**Recorded data:**
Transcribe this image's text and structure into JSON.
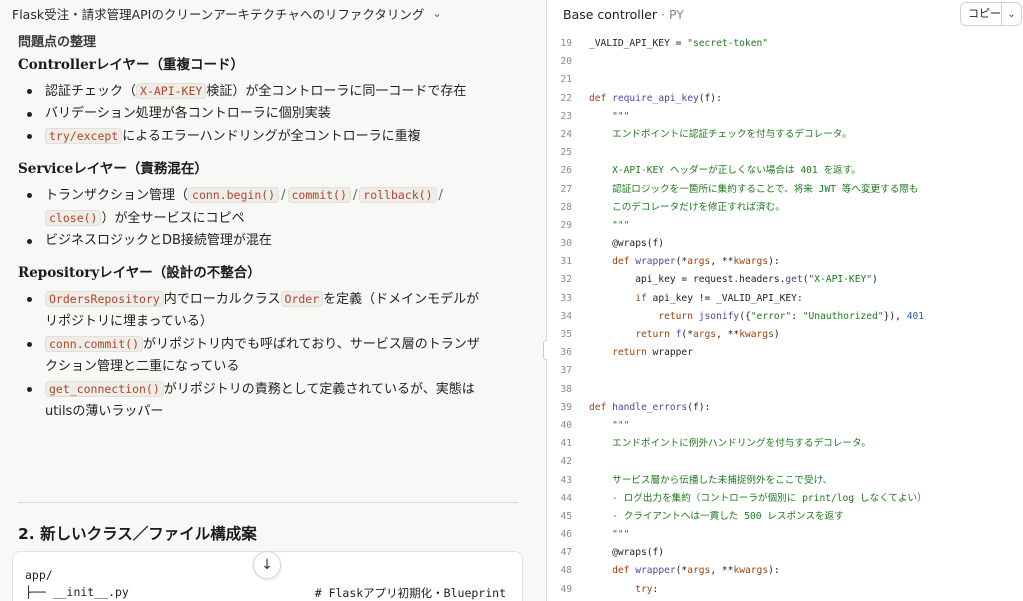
{
  "chat": {
    "title": "Flask受注・請求管理APIのクリーンアーキテクチャへのリファクタリング",
    "section_heading": "問題点の整理",
    "groups": [
      {
        "heading": "Controllerレイヤー（重複コード）",
        "items": [
          [
            {
              "t": "text",
              "v": "認証チェック（"
            },
            {
              "t": "code",
              "v": "X-API-KEY"
            },
            {
              "t": "text",
              "v": "検証）が全コントローラに同一コードで存在"
            }
          ],
          [
            {
              "t": "text",
              "v": "バリデーション処理が各コントローラに個別実装"
            }
          ],
          [
            {
              "t": "code",
              "v": "try/except"
            },
            {
              "t": "text",
              "v": "によるエラーハンドリングが全コントローラに重複"
            }
          ]
        ]
      },
      {
        "heading": "Serviceレイヤー（責務混在）",
        "items": [
          [
            {
              "t": "text",
              "v": "トランザクション管理（"
            },
            {
              "t": "code",
              "v": "conn.begin()"
            },
            {
              "t": "sep",
              "v": "/"
            },
            {
              "t": "code",
              "v": "commit()"
            },
            {
              "t": "sep",
              "v": "/"
            },
            {
              "t": "code",
              "v": "rollback()"
            },
            {
              "t": "sep",
              "v": "/"
            },
            {
              "t": "br"
            },
            {
              "t": "code",
              "v": "close()"
            },
            {
              "t": "text",
              "v": "）が全サービスにコピペ"
            }
          ],
          [
            {
              "t": "text",
              "v": "ビジネスロジックとDB接続管理が混在"
            }
          ]
        ]
      },
      {
        "heading": "Repositoryレイヤー（設計の不整合）",
        "items": [
          [
            {
              "t": "code",
              "v": "OrdersRepository"
            },
            {
              "t": "text",
              "v": "内でローカルクラス"
            },
            {
              "t": "code",
              "v": "Order"
            },
            {
              "t": "text",
              "v": "を定義（ドメインモデルが"
            },
            {
              "t": "br"
            },
            {
              "t": "text",
              "v": "リポジトリに埋まっている）"
            }
          ],
          [
            {
              "t": "code",
              "v": "conn.commit()"
            },
            {
              "t": "text",
              "v": "がリポジトリ内でも呼ばれており、サービス層のトランザ"
            },
            {
              "t": "br"
            },
            {
              "t": "text",
              "v": "クション管理と二重になっている"
            }
          ],
          [
            {
              "t": "code",
              "v": "get_connection()"
            },
            {
              "t": "text",
              "v": "がリポジトリの責務として定義されているが、実態は"
            },
            {
              "t": "br"
            },
            {
              "t": "text",
              "v": "utilsの薄いラッパー"
            }
          ]
        ]
      }
    ],
    "h2": "2. 新しいクラス／ファイル構成案",
    "codebox": {
      "line1": "app/",
      "line2": "├── __init__.py",
      "comment": "# Flaskアプリ初期化・Blueprint"
    }
  },
  "artifact": {
    "title": "Base controller",
    "type": "PY",
    "copy_label": "コピー",
    "lines": [
      {
        "n": "19",
        "h": [
          [
            "",
            "_VALID_API_KEY = "
          ],
          [
            "s",
            "\"secret-token\""
          ]
        ]
      },
      {
        "n": "20",
        "h": []
      },
      {
        "n": "21",
        "h": []
      },
      {
        "n": "22",
        "h": [
          [
            "k",
            "def "
          ],
          [
            "f",
            "require_api_key"
          ],
          [
            "",
            "(f):"
          ]
        ]
      },
      {
        "n": "23",
        "h": [
          [
            "d",
            "    \"\"\""
          ]
        ]
      },
      {
        "n": "24",
        "h": [
          [
            "d",
            "    エンドポイントに認証チェックを付与するデコレータ。"
          ]
        ]
      },
      {
        "n": "25",
        "h": []
      },
      {
        "n": "26",
        "h": [
          [
            "d",
            "    X-API-KEY ヘッダーが正しくない場合は 401 を返す。"
          ]
        ]
      },
      {
        "n": "27",
        "h": [
          [
            "d",
            "    認証ロジックを一箇所に集約することで、将来 JWT 等へ変更する際も"
          ]
        ]
      },
      {
        "n": "28",
        "h": [
          [
            "d",
            "    このデコレータだけを修正すれば済む。"
          ]
        ]
      },
      {
        "n": "29",
        "h": [
          [
            "d",
            "    \"\"\""
          ]
        ]
      },
      {
        "n": "30",
        "h": [
          [
            "",
            "    @wraps(f)"
          ]
        ]
      },
      {
        "n": "31",
        "h": [
          [
            "k",
            "    def "
          ],
          [
            "f",
            "wrapper"
          ],
          [
            "",
            "(*"
          ],
          [
            "k",
            "args"
          ],
          [
            "",
            ", **"
          ],
          [
            "k",
            "kwargs"
          ],
          [
            "",
            "):"
          ]
        ]
      },
      {
        "n": "32",
        "h": [
          [
            "",
            "        api_key = request.headers."
          ],
          [
            "f",
            "get"
          ],
          [
            "",
            "("
          ],
          [
            "s",
            "\"X-API-KEY\""
          ],
          [
            "",
            ")"
          ]
        ]
      },
      {
        "n": "33",
        "h": [
          [
            "k",
            "        if "
          ],
          [
            "",
            "api_key != _VALID_API_KEY:"
          ]
        ]
      },
      {
        "n": "34",
        "h": [
          [
            "k",
            "            return "
          ],
          [
            "f",
            "jsonify"
          ],
          [
            "",
            "({"
          ],
          [
            "s",
            "\"error\""
          ],
          [
            "",
            ": "
          ],
          [
            "s",
            "\"Unauthorized\""
          ],
          [
            "",
            "}), "
          ],
          [
            "nmb",
            "401"
          ]
        ]
      },
      {
        "n": "35",
        "h": [
          [
            "k",
            "        return "
          ],
          [
            "f",
            "f"
          ],
          [
            "",
            "(*"
          ],
          [
            "k",
            "args"
          ],
          [
            "",
            ", **"
          ],
          [
            "k",
            "kwargs"
          ],
          [
            "",
            ")"
          ]
        ]
      },
      {
        "n": "36",
        "h": [
          [
            "k",
            "    return "
          ],
          [
            "",
            "wrapper"
          ]
        ]
      },
      {
        "n": "37",
        "h": []
      },
      {
        "n": "38",
        "h": []
      },
      {
        "n": "39",
        "h": [
          [
            "k",
            "def "
          ],
          [
            "f",
            "handle_errors"
          ],
          [
            "",
            "(f):"
          ]
        ]
      },
      {
        "n": "40",
        "h": [
          [
            "d",
            "    \"\"\""
          ]
        ]
      },
      {
        "n": "41",
        "h": [
          [
            "d",
            "    エンドポイントに例外ハンドリングを付与するデコレータ。"
          ]
        ]
      },
      {
        "n": "42",
        "h": []
      },
      {
        "n": "43",
        "h": [
          [
            "d",
            "    サービス層から伝播した未捕捉例外をここで受け、"
          ]
        ]
      },
      {
        "n": "44",
        "h": [
          [
            "d",
            "    - ログ出力を集約（コントローラが個別に print/log しなくてよい）"
          ]
        ]
      },
      {
        "n": "45",
        "h": [
          [
            "d",
            "    - クライアントへは一貫した 500 レスポンスを返す"
          ]
        ]
      },
      {
        "n": "46",
        "h": [
          [
            "d",
            "    \"\"\""
          ]
        ]
      },
      {
        "n": "47",
        "h": [
          [
            "",
            "    @wraps(f)"
          ]
        ]
      },
      {
        "n": "48",
        "h": [
          [
            "k",
            "    def "
          ],
          [
            "f",
            "wrapper"
          ],
          [
            "",
            "(*"
          ],
          [
            "k",
            "args"
          ],
          [
            "",
            ", **"
          ],
          [
            "k",
            "kwargs"
          ],
          [
            "",
            "):"
          ]
        ]
      },
      {
        "n": "49",
        "h": [
          [
            "k",
            "        try"
          ],
          [
            "",
            ":"
          ]
        ]
      }
    ]
  },
  "icons": {
    "title_chevron": "chevron-down-icon",
    "scroll_down": "arrow-down-icon",
    "copy_chevron": "chevron-down-icon",
    "panel_handle": "resize-handle-icon"
  }
}
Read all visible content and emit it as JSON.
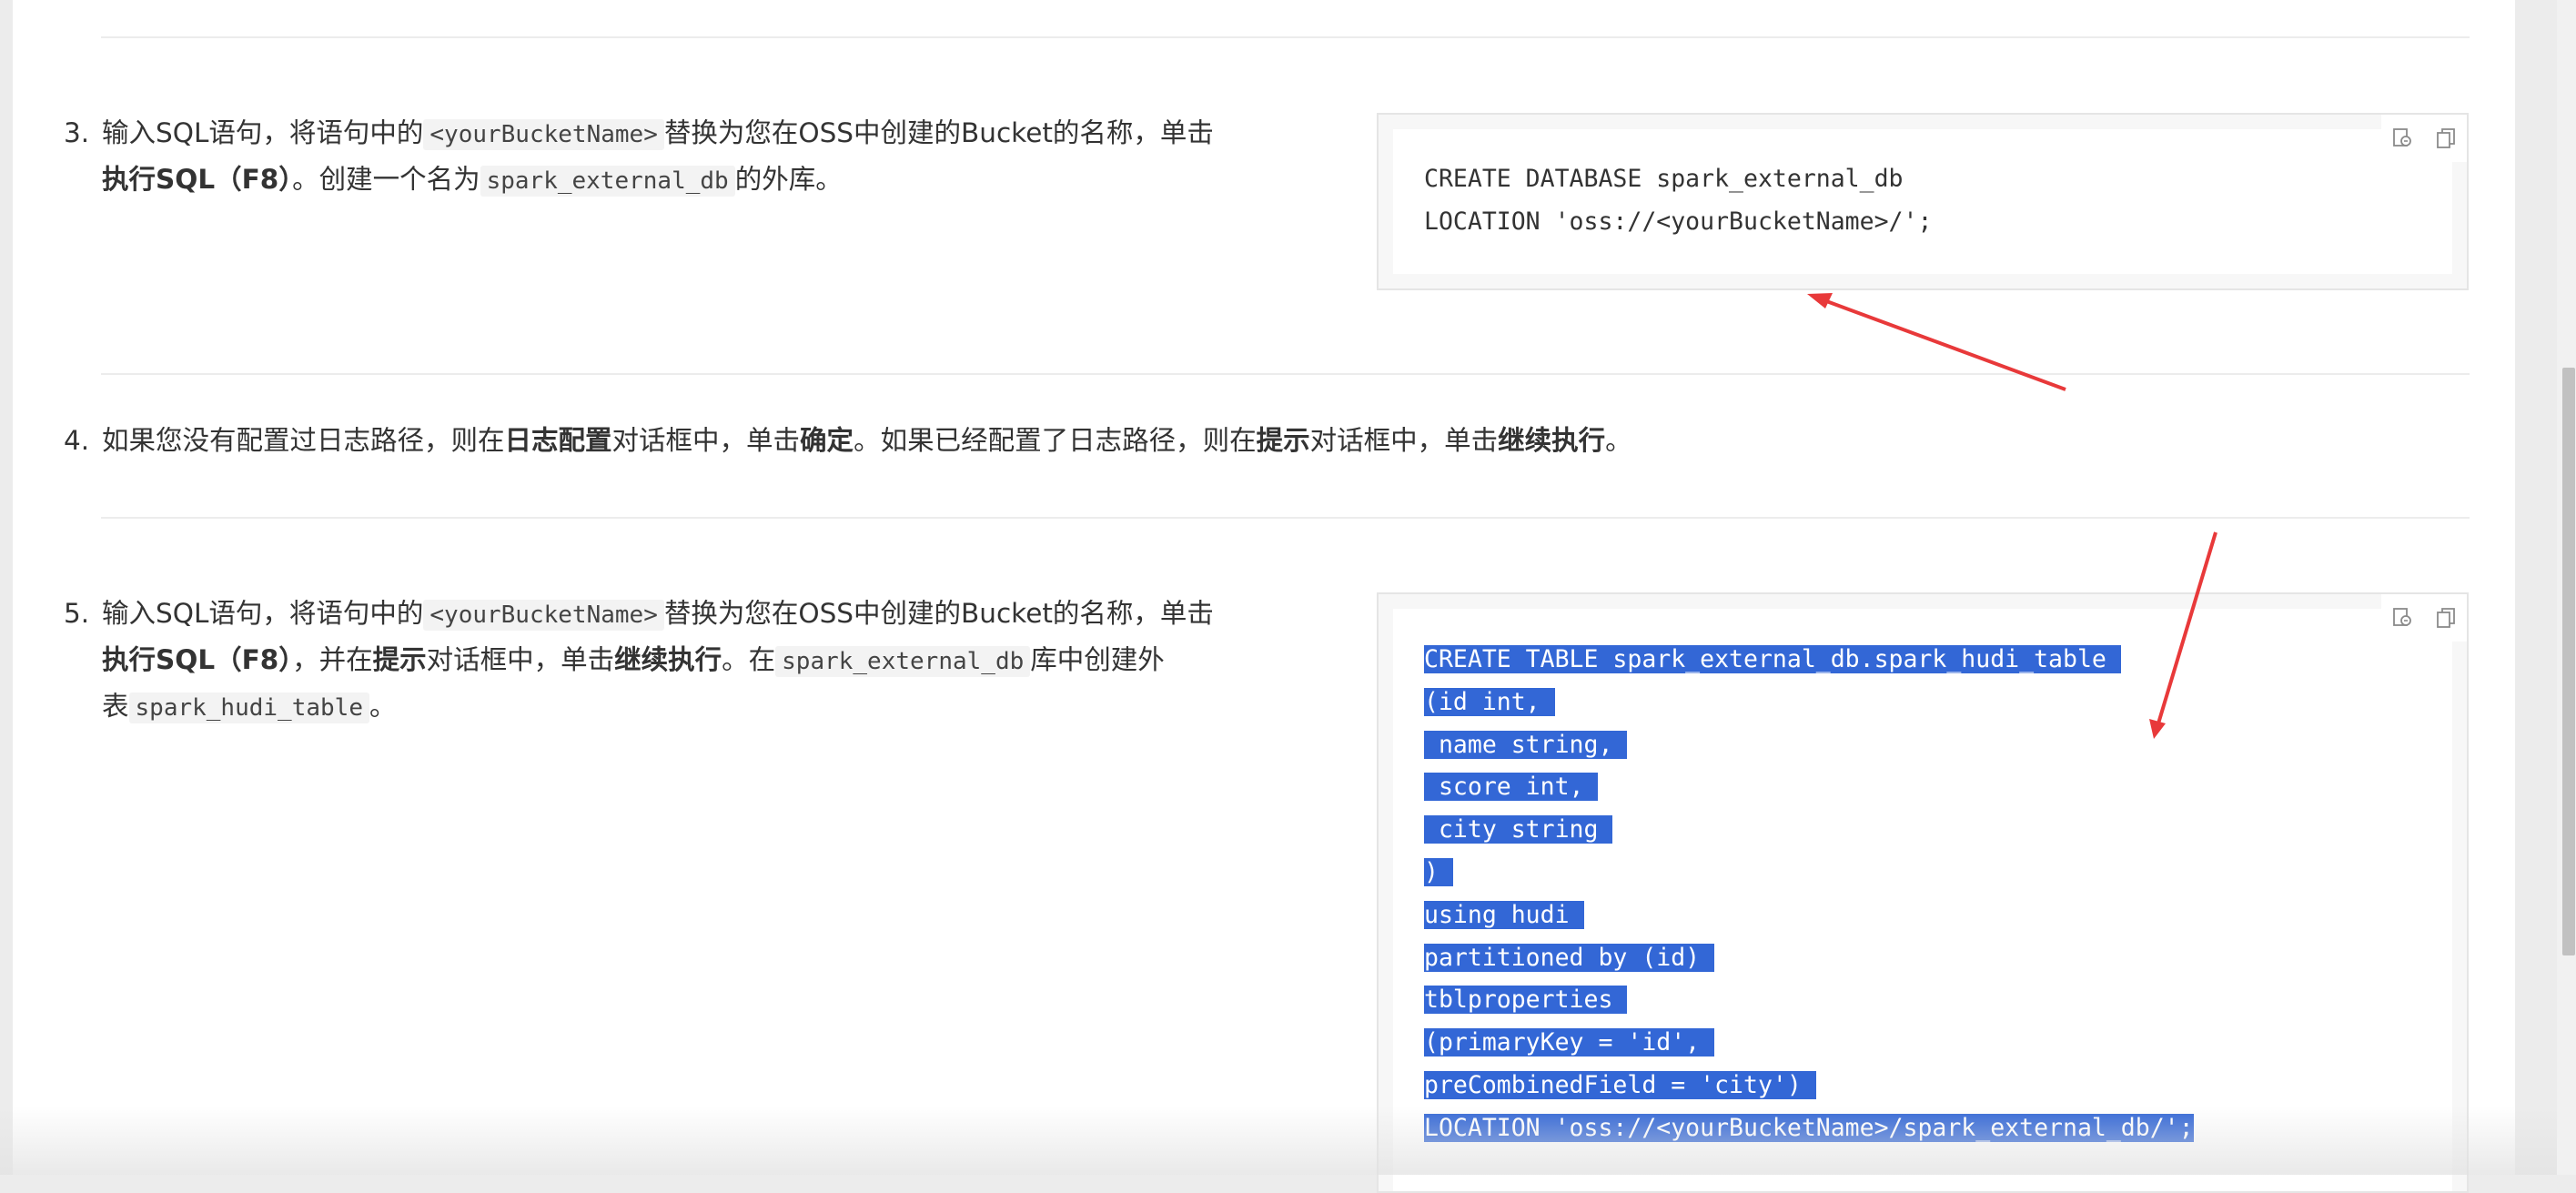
{
  "steps": [
    {
      "number": "3.",
      "line1": {
        "t1": "输入SQL语句，将语句中的",
        "code1": "<yourBucketName>",
        "t2": "替换为您在OSS中创建的Bucket的名称，单击"
      },
      "line2": {
        "bold": "执行SQL（F8）",
        "t1": "。创建一个名为",
        "code1": "spark_external_db",
        "t2": "的外库。"
      }
    },
    {
      "number": "4.",
      "t1": "如果您没有配置过日志路径，则在",
      "b1": "日志配置",
      "t2": "对话框中，单击",
      "b2": "确定",
      "t3": "。如果已经配置了日志路径，则在",
      "b3": "提示",
      "t4": "对话框中，单击",
      "b4": "继续执行",
      "t5": "。"
    },
    {
      "number": "5.",
      "line1": {
        "t1": "输入SQL语句，将语句中的",
        "code1": "<yourBucketName>",
        "t2": "替换为您在OSS中创建的Bucket的名称，单击"
      },
      "line2": {
        "b1": "执行SQL（F8）",
        "t1": "，并在",
        "b2": "提示",
        "t2": "对话框中，单击",
        "b3": "继续执行",
        "t3": "。在",
        "code1": "spark_external_db",
        "t4": "库中创建外"
      },
      "line3": {
        "t1": "表",
        "code1": "spark_hudi_table",
        "t2": "。"
      }
    }
  ],
  "code_blocks": [
    {
      "lines": [
        "CREATE DATABASE spark_external_db",
        "LOCATION 'oss://<yourBucketName>/';"
      ],
      "selected": false,
      "icons": [
        "copy-to-editor-icon",
        "copy-icon"
      ]
    },
    {
      "lines": [
        "CREATE TABLE spark_external_db.spark_hudi_table ",
        "(id int, ",
        " name string, ",
        " score int, ",
        " city string ",
        ") ",
        "using hudi ",
        "partitioned by (id) ",
        "tblproperties ",
        "(primaryKey = 'id', ",
        "preCombinedField = 'city') ",
        "LOCATION 'oss://<yourBucketName>/spark_external_db/';"
      ],
      "selected": true,
      "icons": [
        "copy-to-editor-icon",
        "copy-icon"
      ]
    }
  ],
  "annotation_color": "#e8393a",
  "selection_color": "#3367d6"
}
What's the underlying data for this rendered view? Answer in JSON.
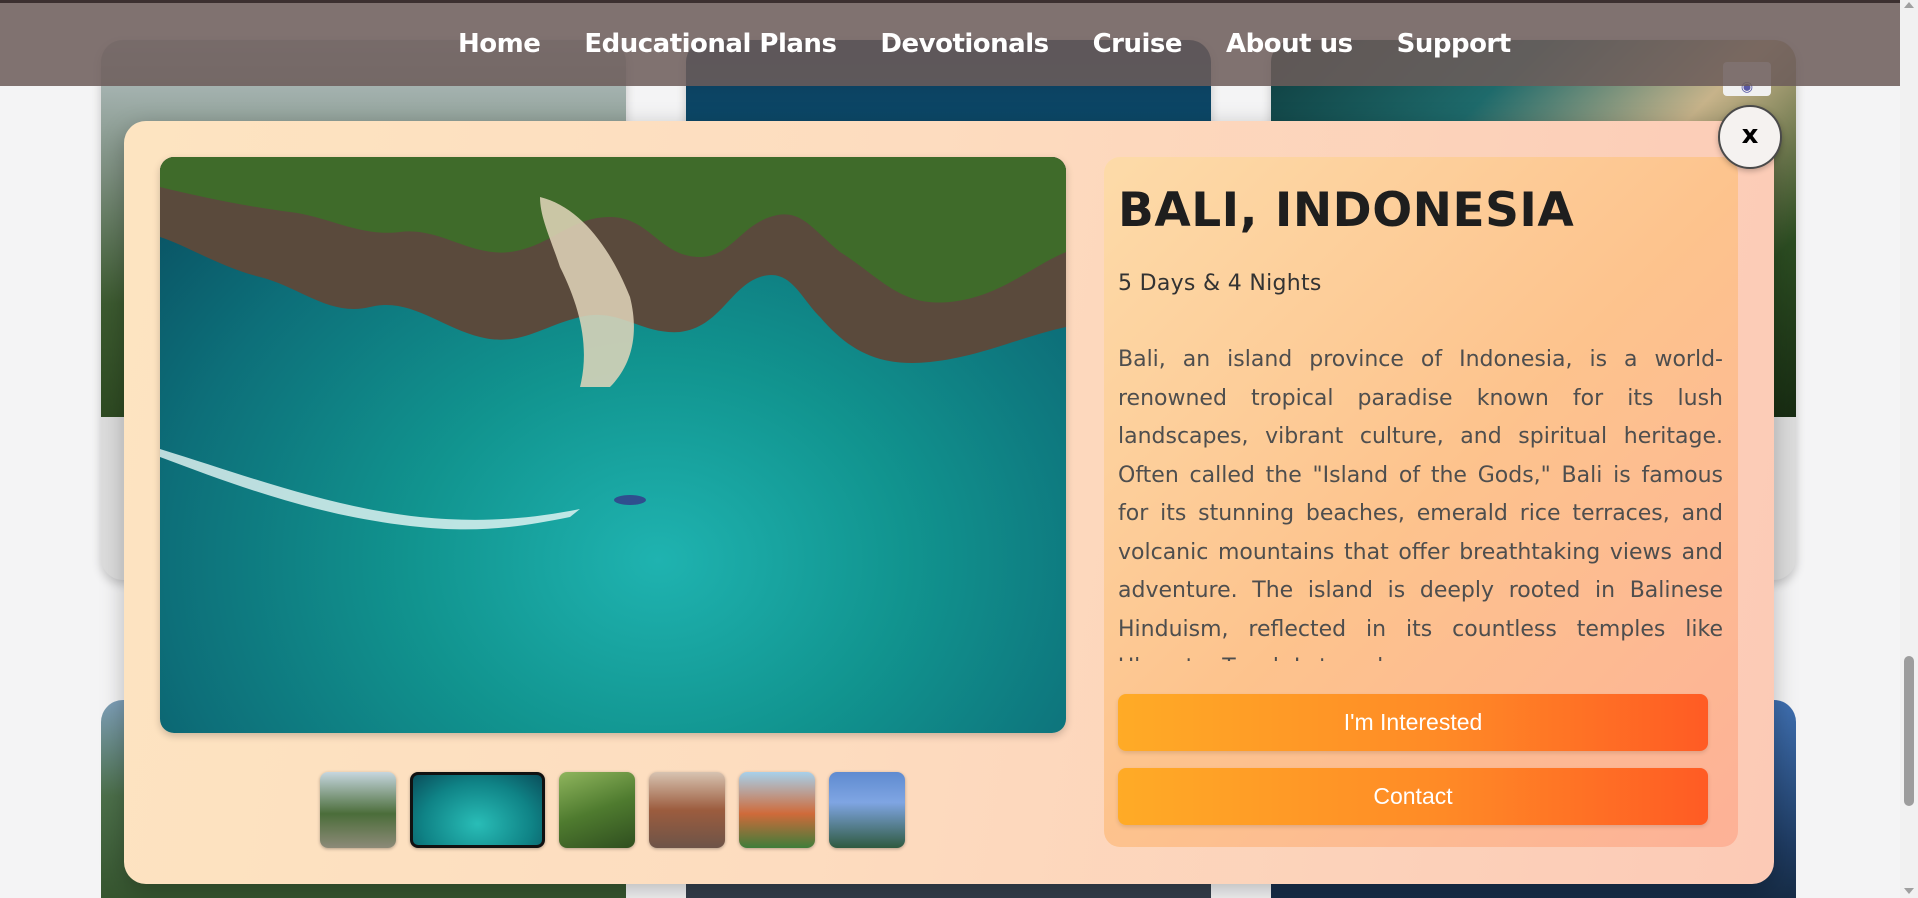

**Aim of the exercise:** Report how many lines of the data contain the word "city", using the number alone.

**Result of this task:** 2